◆ **Problem details**
Reproduce the listing below character for character; drop every image.

◆ **Input**
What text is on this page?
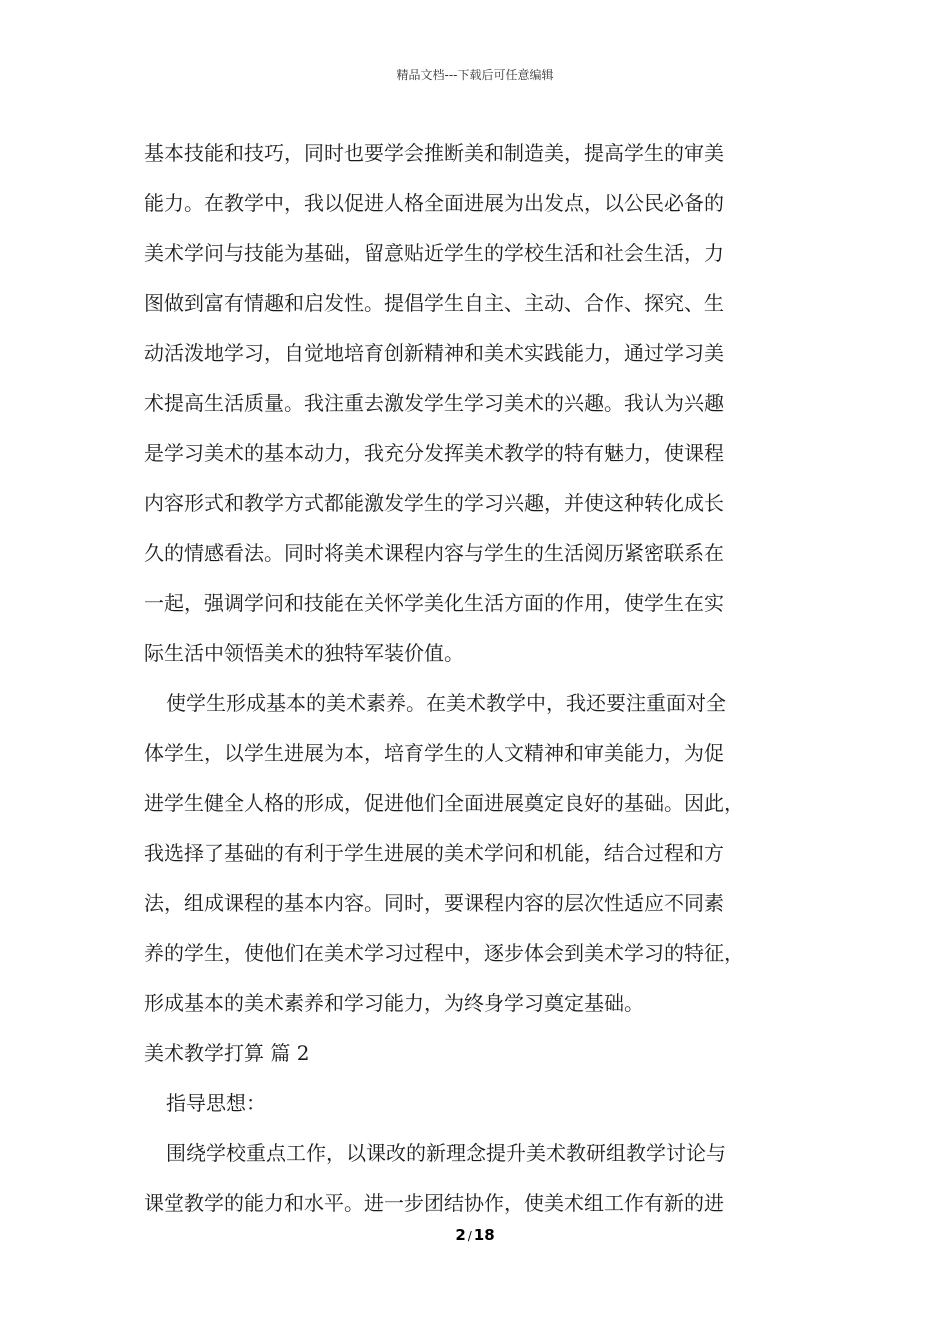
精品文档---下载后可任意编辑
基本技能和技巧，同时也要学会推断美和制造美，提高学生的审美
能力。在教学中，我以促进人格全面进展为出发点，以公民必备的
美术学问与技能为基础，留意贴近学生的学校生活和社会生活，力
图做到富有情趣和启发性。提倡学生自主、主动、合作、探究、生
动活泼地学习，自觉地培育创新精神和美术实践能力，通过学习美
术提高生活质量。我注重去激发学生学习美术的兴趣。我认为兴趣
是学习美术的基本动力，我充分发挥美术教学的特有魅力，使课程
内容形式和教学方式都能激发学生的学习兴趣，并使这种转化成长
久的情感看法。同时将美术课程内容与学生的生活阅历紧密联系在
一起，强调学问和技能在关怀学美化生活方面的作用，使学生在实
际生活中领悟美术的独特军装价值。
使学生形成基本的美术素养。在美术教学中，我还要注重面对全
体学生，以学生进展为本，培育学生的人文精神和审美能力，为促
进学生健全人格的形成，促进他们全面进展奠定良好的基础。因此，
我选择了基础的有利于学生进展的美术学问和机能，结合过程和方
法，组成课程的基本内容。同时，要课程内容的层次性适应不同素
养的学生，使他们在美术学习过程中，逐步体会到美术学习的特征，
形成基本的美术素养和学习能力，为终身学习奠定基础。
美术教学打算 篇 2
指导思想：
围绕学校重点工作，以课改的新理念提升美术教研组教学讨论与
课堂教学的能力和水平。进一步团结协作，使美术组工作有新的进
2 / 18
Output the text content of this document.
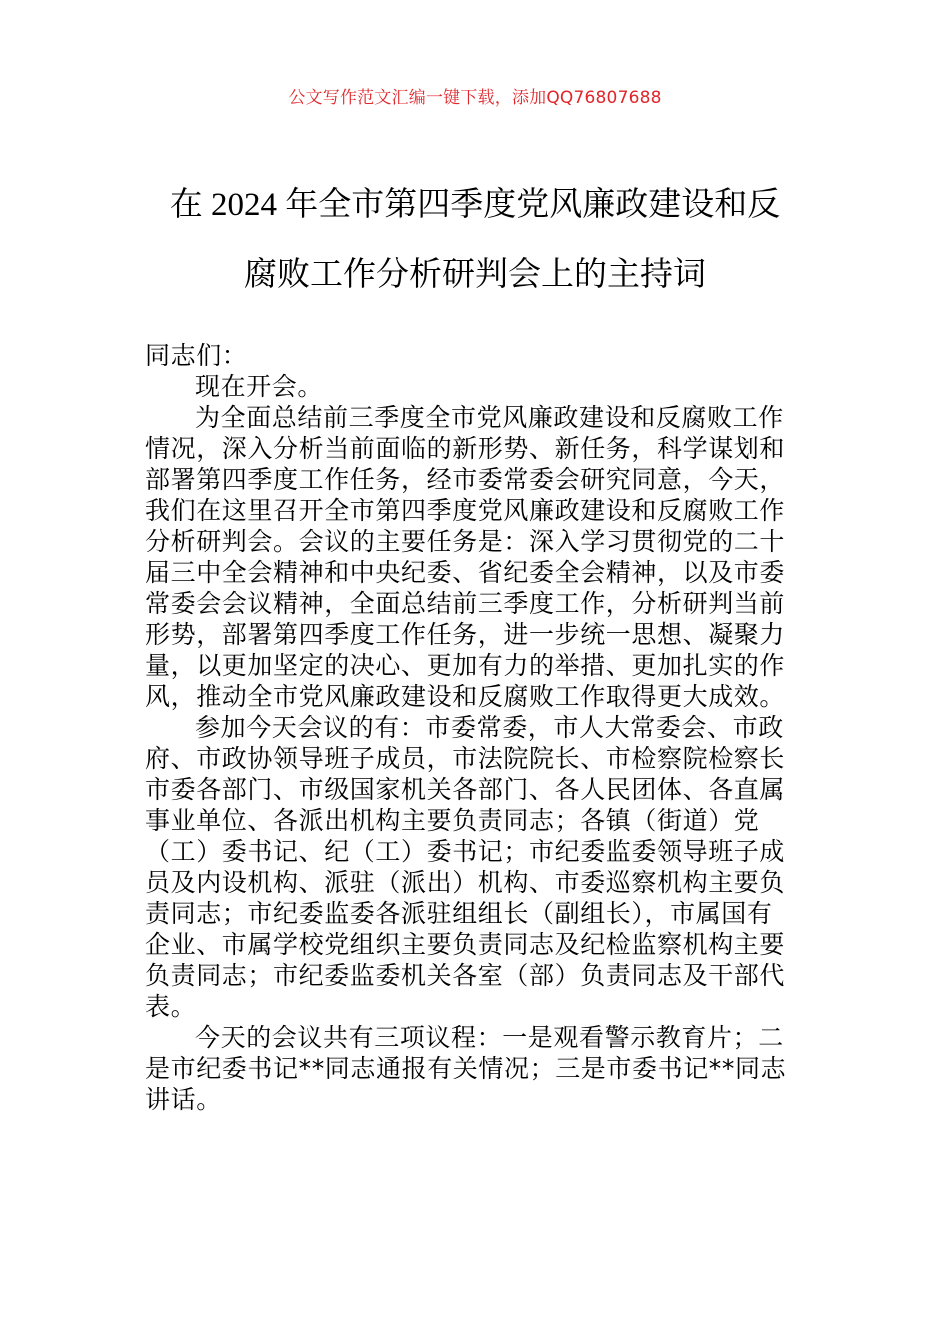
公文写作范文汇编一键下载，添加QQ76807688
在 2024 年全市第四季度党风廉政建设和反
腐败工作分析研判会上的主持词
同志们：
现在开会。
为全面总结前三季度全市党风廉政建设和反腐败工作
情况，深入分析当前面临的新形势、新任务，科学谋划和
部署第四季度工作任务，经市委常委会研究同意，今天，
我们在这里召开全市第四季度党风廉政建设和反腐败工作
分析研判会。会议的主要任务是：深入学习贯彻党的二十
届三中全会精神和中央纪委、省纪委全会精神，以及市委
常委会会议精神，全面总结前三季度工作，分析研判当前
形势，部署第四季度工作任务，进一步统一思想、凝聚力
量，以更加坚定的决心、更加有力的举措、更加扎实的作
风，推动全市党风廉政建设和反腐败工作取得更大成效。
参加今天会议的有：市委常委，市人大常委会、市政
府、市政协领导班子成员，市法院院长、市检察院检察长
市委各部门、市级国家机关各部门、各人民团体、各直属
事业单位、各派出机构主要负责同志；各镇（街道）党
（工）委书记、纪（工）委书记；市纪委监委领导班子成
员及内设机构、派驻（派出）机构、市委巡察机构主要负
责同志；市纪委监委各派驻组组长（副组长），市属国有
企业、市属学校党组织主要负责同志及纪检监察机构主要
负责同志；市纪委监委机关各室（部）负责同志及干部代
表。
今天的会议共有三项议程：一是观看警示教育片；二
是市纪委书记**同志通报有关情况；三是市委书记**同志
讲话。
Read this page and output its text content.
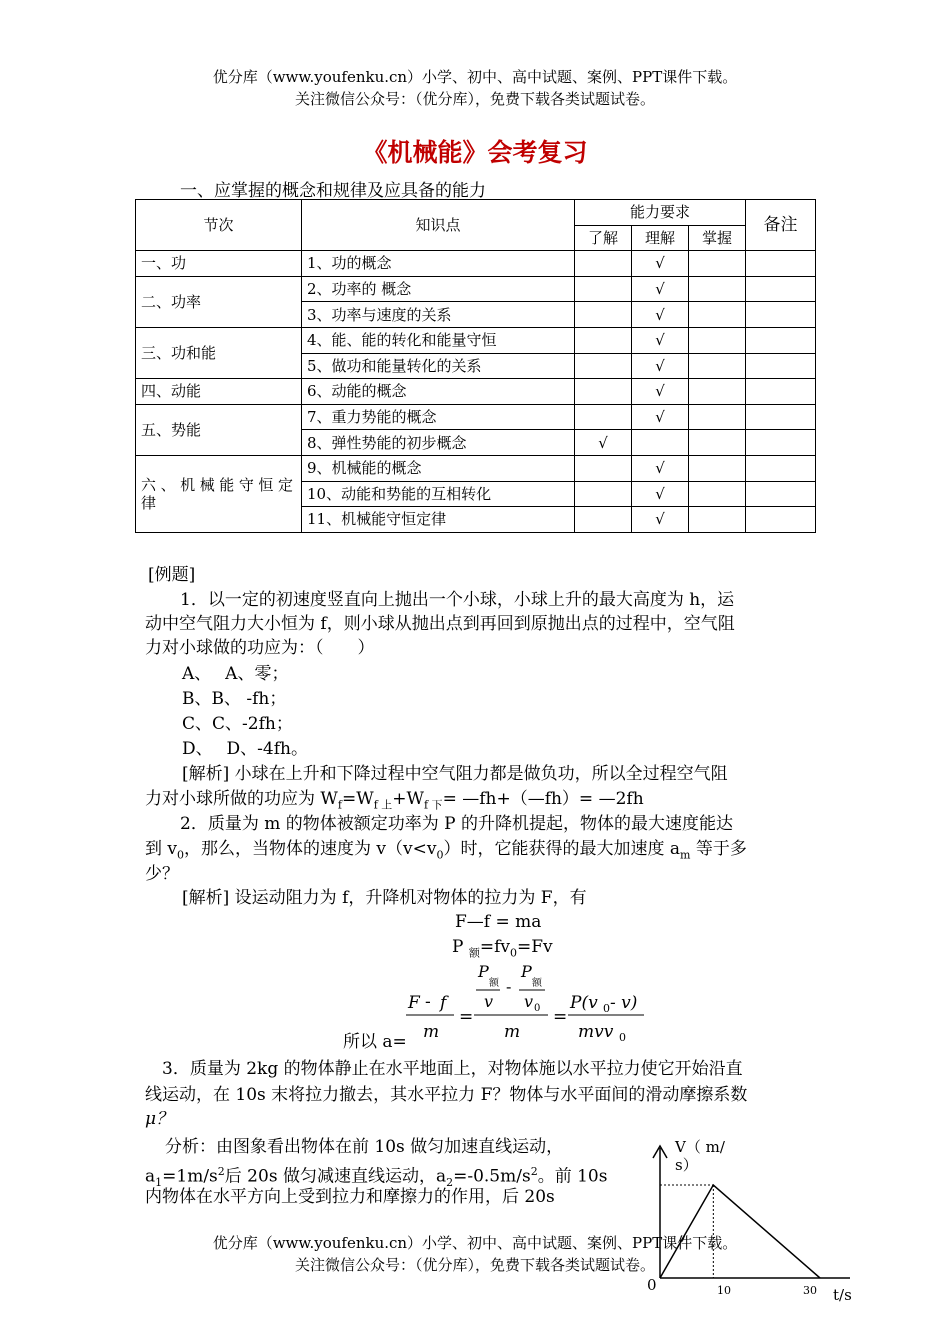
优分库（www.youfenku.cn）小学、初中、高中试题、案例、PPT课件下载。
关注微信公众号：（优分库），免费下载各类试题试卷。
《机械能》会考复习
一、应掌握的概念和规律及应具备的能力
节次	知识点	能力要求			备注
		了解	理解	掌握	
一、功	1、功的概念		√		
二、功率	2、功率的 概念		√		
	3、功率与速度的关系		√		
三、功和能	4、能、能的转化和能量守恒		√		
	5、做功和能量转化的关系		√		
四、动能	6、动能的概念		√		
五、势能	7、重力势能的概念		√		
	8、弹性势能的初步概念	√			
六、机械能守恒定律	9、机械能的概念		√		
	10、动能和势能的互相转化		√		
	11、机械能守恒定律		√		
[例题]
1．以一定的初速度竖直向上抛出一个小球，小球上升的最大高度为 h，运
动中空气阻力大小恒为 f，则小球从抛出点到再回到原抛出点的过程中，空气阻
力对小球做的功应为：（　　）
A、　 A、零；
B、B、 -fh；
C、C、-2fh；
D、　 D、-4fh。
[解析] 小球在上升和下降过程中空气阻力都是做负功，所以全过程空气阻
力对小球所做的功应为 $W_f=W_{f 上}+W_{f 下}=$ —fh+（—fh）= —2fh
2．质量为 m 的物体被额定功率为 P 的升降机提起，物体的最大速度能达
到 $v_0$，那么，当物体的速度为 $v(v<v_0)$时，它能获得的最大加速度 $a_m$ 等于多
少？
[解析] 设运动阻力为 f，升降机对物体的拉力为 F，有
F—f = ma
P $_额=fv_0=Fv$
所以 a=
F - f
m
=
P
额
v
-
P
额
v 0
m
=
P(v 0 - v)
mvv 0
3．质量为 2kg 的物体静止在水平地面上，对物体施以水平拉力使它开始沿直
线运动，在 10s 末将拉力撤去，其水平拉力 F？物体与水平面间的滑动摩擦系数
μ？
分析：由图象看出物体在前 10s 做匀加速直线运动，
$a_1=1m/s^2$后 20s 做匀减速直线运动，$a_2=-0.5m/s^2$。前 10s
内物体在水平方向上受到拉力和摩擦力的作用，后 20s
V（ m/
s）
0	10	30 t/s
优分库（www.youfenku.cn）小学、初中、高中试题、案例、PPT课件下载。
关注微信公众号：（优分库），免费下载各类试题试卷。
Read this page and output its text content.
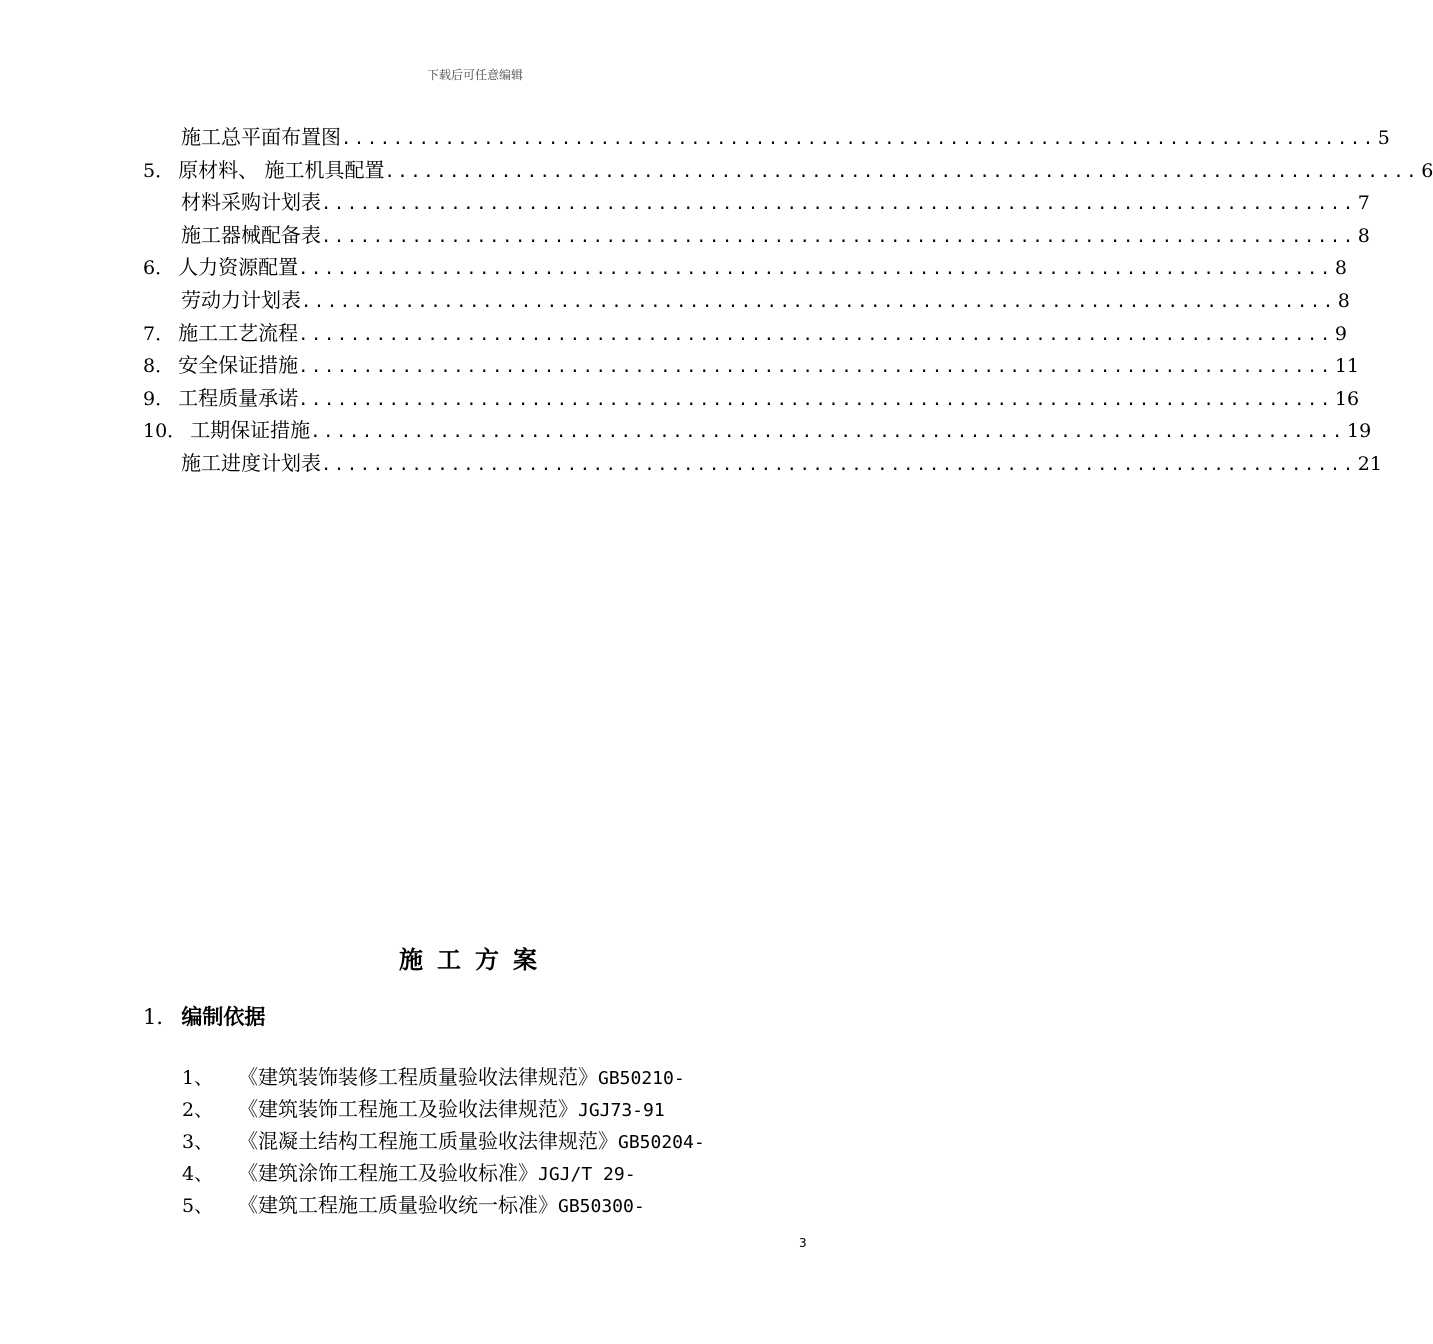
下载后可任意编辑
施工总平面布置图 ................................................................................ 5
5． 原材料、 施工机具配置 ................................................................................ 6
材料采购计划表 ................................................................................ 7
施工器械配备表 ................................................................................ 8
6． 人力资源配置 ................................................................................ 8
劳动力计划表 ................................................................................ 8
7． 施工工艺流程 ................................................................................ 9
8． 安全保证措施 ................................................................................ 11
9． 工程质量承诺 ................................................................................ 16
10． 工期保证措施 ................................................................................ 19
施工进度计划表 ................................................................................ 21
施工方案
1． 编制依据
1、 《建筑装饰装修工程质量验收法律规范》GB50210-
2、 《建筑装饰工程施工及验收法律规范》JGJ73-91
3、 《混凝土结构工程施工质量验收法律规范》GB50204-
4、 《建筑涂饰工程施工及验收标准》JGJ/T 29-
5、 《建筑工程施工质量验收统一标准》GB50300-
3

◆ **Result below**
What text is on this page?
精品文档---下载后可任意编辑
基本技能和技巧，同时也要学会推断美和制造美，提高学生的审美
能力。在教学中，我以促进人格全面进展为出发点，以公民必备的
美术学问与技能为基础，留意贴近学生的学校生活和社会生活，力
图做到富有情趣和启发性。提倡学生自主、主动、合作、探究、生
动活泼地学习，自觉地培育创新精神和美术实践能力，通过学习美
术提高生活质量。我注重去激发学生学习美术的兴趣。我认为兴趣
是学习美术的基本动力，我充分发挥美术教学的特有魅力，使课程
内容形式和教学方式都能激发学生的学习兴趣，并使这种转化成长
久的情感看法。同时将美术课程内容与学生的生活阅历紧密联系在
一起，强调学问和技能在关怀学美化生活方面的作用，使学生在实
际生活中领悟美术的独特军装价值。
使学生形成基本的美术素养。在美术教学中，我还要注重面对全
体学生，以学生进展为本，培育学生的人文精神和审美能力，为促
进学生健全人格的形成，促进他们全面进展奠定良好的基础。因此，
我选择了基础的有利于学生进展的美术学问和机能，结合过程和方
法，组成课程的基本内容。同时，要课程内容的层次性适应不同素
养的学生，使他们在美术学习过程中，逐步体会到美术学习的特征，
形成基本的美术素养和学习能力，为终身学习奠定基础。
美术教学打算 篇 2
指导思想：
围绕学校重点工作，以课改的新理念提升美术教研组教学讨论与
课堂教学的能力和水平。进一步团结协作，使美术组工作有新的进
2 / 18
Output the text content of this document.
公文写作范文汇编一键下载，添加QQ76807688
在 2024 年全市第四季度党风廉政建设和反
腐败工作分析研判会上的主持词
同志们：
现在开会。
为全面总结前三季度全市党风廉政建设和反腐败工作
情况，深入分析当前面临的新形势、新任务，科学谋划和
部署第四季度工作任务，经市委常委会研究同意，今天，
我们在这里召开全市第四季度党风廉政建设和反腐败工作
分析研判会。会议的主要任务是：深入学习贯彻党的二十
届三中全会精神和中央纪委、省纪委全会精神，以及市委
常委会会议精神，全面总结前三季度工作，分析研判当前
形势，部署第四季度工作任务，进一步统一思想、凝聚力
量，以更加坚定的决心、更加有力的举措、更加扎实的作
风，推动全市党风廉政建设和反腐败工作取得更大成效。
参加今天会议的有：市委常委，市人大常委会、市政
府、市政协领导班子成员，市法院院长、市检察院检察长
市委各部门、市级国家机关各部门、各人民团体、各直属
事业单位、各派出机构主要负责同志；各镇（街道）党
（工）委书记、纪（工）委书记；市纪委监委领导班子成
员及内设机构、派驻（派出）机构、市委巡察机构主要负
责同志；市纪委监委各派驻组组长（副组长），市属国有
企业、市属学校党组织主要负责同志及纪检监察机构主要
负责同志；市纪委监委机关各室（部）负责同志及干部代
表。
今天的会议共有三项议程：一是观看警示教育片；二
是市纪委书记**同志通报有关情况；三是市委书记**同志
讲话。
Read this page and output its text content.
优分库（www.youfenku.cn）小学、初中、高中试题、案例、PPT课件下载。
关注微信公众号：（优分库），免费下载各类试题试卷。
《机械能》会考复习
一、应掌握的概念和规律及应具备的能力
节次	知识点	能力要求			备注
		了解	理解	掌握	
一、功	1、功的概念		√		
二、功率	2、功率的 概念		√		
	3、功率与速度的关系		√		
三、功和能	4、能、能的转化和能量守恒		√		
	5、做功和能量转化的关系		√		
四、动能	6、动能的概念		√		
五、势能	7、重力势能的概念		√		
	8、弹性势能的初步概念	√			
六、机械能守恒定律	9、机械能的概念		√		
	10、动能和势能的互相转化		√		
	11、机械能守恒定律		√		
[例题]
1．以一定的初速度竖直向上抛出一个小球，小球上升的最大高度为 h，运
动中空气阻力大小恒为 f，则小球从抛出点到再回到原抛出点的过程中，空气阻
力对小球做的功应为：（　　）
A、　 A、零；
B、B、 -fh；
C、C、-2fh；
D、　 D、-4fh。
[解析] 小球在上升和下降过程中空气阻力都是做负功，所以全过程空气阻
力对小球所做的功应为 $W_f=W_{f 上}+W_{f 下}=$ —fh+（—fh）= —2fh
2．质量为 m 的物体被额定功率为 P 的升降机提起，物体的最大速度能达
到 $v_0$，那么，当物体的速度为 $v(v<v_0)$时，它能获得的最大加速度 $a_m$ 等于多
少？
[解析] 设运动阻力为 f，升降机对物体的拉力为 F，有
F—f = ma
P $_额=fv_0=Fv$
所以 a=
F - f
m
=
P
额
v
-
P
额
v 0
m
=
P(v 0 - v)
mvv 0
3．质量为 2kg 的物体静止在水平地面上，对物体施以水平拉力使它开始沿直
线运动，在 10s 末将拉力撤去，其水平拉力 F？物体与水平面间的滑动摩擦系数
μ？
分析：由图象看出物体在前 10s 做匀加速直线运动，
$a_1=1m/s^2$后 20s 做匀减速直线运动，$a_2=-0.5m/s^2$。前 10s
内物体在水平方向上受到拉力和摩擦力的作用，后 20s
V（ m/
s）
0	10	30 t/s
优分库（www.youfenku.cn）小学、初中、高中试题、案例、PPT课件下载。
关注微信公众号：（优分库），免费下载各类试题试卷。
Read this page and output its text content.
下载后可任意编辑
施工总平面布置图 ................................................................................ 5
5． 原材料、 施工机具配置 ................................................................................ 6
材料采购计划表 ................................................................................ 7
施工器械配备表 ................................................................................ 8
6． 人力资源配置 ................................................................................ 8
劳动力计划表 ................................................................................ 8
7． 施工工艺流程 ................................................................................ 9
8． 安全保证措施 ................................................................................ 11
9． 工程质量承诺 ................................................................................ 16
10． 工期保证措施 ................................................................................ 19
施工进度计划表 ................................................................................ 21
施工方案
1． 编制依据
1、 《建筑装饰装修工程质量验收法律规范》GB50210-
2、 《建筑装饰工程施工及验收法律规范》JGJ73-91
3、 《混凝土结构工程施工质量验收法律规范》GB50204-
4、 《建筑涂饰工程施工及验收标准》JGJ/T 29-
5、 《建筑工程施工质量验收统一标准》GB50300-
3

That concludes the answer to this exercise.